== Objective ==
Lines containing "essence" are to be counted. Report the count alone.

== Data shown ==
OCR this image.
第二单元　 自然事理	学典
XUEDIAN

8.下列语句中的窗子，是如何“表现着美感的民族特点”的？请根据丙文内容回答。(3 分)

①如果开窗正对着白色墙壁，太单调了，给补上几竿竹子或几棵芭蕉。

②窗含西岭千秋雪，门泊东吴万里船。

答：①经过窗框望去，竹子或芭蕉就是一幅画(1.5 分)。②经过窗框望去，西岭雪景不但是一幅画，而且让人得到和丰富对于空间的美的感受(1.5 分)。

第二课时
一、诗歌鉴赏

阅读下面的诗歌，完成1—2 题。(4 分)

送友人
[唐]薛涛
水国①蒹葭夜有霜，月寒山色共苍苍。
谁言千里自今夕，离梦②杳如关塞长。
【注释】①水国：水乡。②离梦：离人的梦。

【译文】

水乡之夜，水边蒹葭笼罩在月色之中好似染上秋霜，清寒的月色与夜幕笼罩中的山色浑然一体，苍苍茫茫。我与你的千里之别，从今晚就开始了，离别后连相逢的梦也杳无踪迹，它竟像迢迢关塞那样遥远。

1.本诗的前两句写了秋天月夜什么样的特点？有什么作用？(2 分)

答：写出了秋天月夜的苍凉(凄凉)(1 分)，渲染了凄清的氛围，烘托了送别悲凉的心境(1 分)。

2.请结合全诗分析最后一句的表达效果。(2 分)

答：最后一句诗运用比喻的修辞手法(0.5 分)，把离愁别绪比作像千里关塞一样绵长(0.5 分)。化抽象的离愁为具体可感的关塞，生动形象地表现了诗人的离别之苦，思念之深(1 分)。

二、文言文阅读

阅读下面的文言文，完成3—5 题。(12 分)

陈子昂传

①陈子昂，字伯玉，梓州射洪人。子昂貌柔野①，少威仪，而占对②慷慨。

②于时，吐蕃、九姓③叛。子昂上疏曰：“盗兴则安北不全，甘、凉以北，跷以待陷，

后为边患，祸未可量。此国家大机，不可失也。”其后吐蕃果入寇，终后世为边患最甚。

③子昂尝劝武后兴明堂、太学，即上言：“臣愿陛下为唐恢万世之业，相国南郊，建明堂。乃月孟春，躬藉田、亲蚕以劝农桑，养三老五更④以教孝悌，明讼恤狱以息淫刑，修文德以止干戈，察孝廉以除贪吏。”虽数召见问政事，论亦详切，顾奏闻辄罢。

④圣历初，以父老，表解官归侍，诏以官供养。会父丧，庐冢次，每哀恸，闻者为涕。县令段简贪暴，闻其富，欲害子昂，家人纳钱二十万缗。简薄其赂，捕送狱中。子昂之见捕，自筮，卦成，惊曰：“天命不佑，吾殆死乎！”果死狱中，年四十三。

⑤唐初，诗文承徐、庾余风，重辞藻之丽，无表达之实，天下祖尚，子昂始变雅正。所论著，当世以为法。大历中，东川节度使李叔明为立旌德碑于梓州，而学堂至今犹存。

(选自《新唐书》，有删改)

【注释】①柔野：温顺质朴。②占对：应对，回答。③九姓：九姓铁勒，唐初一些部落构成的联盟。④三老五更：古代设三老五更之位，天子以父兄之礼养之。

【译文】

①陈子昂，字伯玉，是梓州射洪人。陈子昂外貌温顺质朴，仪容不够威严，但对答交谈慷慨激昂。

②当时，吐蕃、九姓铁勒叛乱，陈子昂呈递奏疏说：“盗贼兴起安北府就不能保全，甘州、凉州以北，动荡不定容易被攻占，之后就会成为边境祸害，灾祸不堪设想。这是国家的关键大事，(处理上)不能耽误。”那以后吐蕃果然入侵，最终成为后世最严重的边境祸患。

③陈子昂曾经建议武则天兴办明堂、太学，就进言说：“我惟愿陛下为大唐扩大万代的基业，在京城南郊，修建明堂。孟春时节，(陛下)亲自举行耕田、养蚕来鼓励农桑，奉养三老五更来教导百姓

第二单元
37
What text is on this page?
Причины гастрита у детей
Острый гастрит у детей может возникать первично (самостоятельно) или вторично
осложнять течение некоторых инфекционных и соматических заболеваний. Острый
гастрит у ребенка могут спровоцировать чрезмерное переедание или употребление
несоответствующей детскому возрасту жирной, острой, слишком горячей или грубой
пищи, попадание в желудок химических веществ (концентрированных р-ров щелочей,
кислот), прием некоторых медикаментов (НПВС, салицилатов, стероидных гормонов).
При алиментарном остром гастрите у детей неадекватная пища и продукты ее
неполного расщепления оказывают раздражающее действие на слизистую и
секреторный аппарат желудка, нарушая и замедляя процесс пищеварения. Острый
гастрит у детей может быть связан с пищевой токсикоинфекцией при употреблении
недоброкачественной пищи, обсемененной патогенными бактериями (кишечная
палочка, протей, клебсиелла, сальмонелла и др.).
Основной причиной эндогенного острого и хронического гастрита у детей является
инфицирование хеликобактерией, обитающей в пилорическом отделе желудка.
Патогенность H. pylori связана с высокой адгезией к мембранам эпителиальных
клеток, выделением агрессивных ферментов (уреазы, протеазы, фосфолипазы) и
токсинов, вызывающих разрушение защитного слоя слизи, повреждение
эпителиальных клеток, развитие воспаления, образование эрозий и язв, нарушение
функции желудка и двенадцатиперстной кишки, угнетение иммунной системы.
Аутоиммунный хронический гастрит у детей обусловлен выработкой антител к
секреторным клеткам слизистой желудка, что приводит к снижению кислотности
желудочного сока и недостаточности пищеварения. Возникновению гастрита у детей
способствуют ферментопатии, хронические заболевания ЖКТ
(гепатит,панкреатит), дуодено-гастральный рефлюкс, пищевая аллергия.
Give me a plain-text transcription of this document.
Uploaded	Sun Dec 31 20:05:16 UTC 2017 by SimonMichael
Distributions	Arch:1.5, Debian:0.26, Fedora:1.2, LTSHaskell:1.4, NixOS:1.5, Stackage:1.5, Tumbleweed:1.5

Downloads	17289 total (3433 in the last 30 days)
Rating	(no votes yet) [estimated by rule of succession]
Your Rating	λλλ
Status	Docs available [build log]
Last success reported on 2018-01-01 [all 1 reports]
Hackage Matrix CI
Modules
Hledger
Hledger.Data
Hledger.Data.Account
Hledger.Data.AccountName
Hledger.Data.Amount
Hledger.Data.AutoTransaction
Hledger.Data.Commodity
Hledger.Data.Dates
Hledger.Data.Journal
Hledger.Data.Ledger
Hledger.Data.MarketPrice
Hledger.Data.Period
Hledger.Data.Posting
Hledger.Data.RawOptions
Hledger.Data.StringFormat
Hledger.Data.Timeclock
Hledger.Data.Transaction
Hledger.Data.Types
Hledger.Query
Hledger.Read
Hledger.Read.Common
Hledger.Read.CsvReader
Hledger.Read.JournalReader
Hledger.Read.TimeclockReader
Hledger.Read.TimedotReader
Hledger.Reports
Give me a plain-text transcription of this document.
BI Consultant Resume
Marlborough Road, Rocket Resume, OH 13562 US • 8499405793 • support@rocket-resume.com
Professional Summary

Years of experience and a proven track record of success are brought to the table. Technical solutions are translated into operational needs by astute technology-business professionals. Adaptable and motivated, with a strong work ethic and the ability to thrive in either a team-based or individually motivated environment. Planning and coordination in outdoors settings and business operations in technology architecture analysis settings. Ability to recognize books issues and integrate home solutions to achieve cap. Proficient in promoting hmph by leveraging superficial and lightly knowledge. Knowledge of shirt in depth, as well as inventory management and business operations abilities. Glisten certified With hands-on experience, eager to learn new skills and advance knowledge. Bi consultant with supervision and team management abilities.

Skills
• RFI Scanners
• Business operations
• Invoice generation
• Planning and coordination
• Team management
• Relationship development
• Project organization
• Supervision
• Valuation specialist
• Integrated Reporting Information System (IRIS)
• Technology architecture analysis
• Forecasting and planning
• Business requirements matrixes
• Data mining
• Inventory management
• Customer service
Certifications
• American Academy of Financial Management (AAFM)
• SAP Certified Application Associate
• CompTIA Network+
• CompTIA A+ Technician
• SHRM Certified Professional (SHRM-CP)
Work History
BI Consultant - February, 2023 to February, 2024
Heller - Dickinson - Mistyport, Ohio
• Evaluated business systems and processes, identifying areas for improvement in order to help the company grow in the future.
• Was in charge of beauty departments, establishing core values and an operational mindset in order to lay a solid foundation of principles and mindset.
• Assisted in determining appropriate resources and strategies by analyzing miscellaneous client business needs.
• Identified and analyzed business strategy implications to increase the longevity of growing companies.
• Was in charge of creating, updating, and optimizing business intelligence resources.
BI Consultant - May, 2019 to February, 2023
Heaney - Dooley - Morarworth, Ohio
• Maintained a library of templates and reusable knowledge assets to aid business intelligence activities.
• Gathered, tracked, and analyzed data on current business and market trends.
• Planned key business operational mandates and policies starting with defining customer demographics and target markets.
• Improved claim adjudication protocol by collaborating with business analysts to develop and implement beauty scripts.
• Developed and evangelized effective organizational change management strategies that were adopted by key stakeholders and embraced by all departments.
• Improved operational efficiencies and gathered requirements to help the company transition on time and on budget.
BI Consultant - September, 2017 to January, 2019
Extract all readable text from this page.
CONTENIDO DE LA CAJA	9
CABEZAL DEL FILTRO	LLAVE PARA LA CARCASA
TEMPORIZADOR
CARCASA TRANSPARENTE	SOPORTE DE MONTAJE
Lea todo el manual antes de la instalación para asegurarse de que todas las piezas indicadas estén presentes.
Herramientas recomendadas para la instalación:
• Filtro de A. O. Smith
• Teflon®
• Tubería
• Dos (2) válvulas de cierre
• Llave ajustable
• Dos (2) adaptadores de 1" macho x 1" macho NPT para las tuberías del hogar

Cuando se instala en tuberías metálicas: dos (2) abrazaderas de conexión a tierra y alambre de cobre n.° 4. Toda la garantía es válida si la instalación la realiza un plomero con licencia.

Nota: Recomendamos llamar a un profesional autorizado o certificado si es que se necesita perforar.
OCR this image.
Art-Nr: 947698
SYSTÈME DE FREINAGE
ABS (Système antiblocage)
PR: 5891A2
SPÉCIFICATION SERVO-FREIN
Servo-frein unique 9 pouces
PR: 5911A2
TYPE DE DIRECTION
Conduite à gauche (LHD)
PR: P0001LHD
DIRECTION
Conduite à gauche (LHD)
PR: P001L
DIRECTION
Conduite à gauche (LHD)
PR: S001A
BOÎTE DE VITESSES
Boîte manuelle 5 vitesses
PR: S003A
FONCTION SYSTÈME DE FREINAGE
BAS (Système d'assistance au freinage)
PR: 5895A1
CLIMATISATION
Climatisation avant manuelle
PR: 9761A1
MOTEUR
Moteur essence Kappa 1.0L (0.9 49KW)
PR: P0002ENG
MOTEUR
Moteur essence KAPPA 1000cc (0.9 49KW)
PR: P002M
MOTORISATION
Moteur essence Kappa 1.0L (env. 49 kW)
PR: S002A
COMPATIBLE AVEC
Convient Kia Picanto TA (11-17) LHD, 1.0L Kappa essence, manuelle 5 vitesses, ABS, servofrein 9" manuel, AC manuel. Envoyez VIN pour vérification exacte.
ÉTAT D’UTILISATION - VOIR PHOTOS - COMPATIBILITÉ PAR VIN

== The response ==
4